- SET EXERCISE: Every line containing the word "Rank" needs to be found and copied.

--- start of SUPPLIED RECORDS ---

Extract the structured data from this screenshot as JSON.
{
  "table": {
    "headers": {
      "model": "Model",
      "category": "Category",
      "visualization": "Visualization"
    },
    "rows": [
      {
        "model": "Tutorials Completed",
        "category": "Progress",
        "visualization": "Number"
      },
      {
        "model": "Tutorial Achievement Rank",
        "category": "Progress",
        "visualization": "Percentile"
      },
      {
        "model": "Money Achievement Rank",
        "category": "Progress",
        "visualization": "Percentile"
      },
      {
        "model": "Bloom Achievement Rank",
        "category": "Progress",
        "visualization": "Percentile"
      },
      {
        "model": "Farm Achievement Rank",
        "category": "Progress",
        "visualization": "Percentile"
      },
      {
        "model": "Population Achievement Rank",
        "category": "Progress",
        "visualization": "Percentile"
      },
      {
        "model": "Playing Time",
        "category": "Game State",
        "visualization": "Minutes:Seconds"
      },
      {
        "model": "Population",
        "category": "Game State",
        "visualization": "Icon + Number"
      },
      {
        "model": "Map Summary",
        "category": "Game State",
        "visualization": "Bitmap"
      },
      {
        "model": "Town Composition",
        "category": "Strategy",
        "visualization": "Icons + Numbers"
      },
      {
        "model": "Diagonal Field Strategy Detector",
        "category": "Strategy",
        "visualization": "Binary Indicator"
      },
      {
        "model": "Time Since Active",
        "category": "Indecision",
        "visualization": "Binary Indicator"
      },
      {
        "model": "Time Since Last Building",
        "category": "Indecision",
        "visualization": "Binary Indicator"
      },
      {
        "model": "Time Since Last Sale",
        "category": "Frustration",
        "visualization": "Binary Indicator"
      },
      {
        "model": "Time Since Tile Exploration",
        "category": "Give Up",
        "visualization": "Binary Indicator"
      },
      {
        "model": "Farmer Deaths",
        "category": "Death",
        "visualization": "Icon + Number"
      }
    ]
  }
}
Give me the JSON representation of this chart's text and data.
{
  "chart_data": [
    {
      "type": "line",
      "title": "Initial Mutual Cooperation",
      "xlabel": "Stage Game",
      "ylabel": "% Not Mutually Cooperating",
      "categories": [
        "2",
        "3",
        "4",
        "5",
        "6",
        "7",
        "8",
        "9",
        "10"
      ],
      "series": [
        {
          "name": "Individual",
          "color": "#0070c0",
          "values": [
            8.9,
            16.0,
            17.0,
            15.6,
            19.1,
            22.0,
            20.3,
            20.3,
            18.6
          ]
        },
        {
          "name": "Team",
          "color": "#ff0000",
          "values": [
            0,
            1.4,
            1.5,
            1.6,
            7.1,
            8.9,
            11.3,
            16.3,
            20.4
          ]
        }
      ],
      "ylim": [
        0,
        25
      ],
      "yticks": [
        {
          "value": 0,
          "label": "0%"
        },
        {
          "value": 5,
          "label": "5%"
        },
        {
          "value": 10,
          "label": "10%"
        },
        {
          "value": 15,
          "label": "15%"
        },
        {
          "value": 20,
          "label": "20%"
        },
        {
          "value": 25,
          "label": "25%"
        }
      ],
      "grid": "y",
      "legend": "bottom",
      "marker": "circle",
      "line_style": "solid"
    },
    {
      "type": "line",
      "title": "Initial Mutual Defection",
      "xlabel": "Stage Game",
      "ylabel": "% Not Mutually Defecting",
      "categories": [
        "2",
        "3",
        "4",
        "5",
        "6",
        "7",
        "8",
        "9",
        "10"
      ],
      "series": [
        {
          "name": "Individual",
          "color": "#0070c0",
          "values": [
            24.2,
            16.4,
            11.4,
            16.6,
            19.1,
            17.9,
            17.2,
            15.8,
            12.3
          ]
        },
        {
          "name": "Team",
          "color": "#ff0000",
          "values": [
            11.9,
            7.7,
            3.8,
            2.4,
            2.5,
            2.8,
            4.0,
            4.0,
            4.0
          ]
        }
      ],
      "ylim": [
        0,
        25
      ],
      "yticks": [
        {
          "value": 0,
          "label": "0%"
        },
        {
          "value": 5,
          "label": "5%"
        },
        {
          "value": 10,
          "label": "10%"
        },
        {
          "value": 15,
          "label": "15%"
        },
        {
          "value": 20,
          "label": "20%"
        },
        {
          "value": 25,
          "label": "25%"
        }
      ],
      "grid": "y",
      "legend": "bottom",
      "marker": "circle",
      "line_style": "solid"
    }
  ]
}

--- end of SUPPLIED RECORDS ---

- EXPECTED ANSWER:
        "model": "Tutorial Achievement Rank",
        "model": "Money Achievement Rank",
        "model": "Bloom Achievement Rank",
        "model": "Farm Achievement Rank",
        "model": "Population Achievement Rank",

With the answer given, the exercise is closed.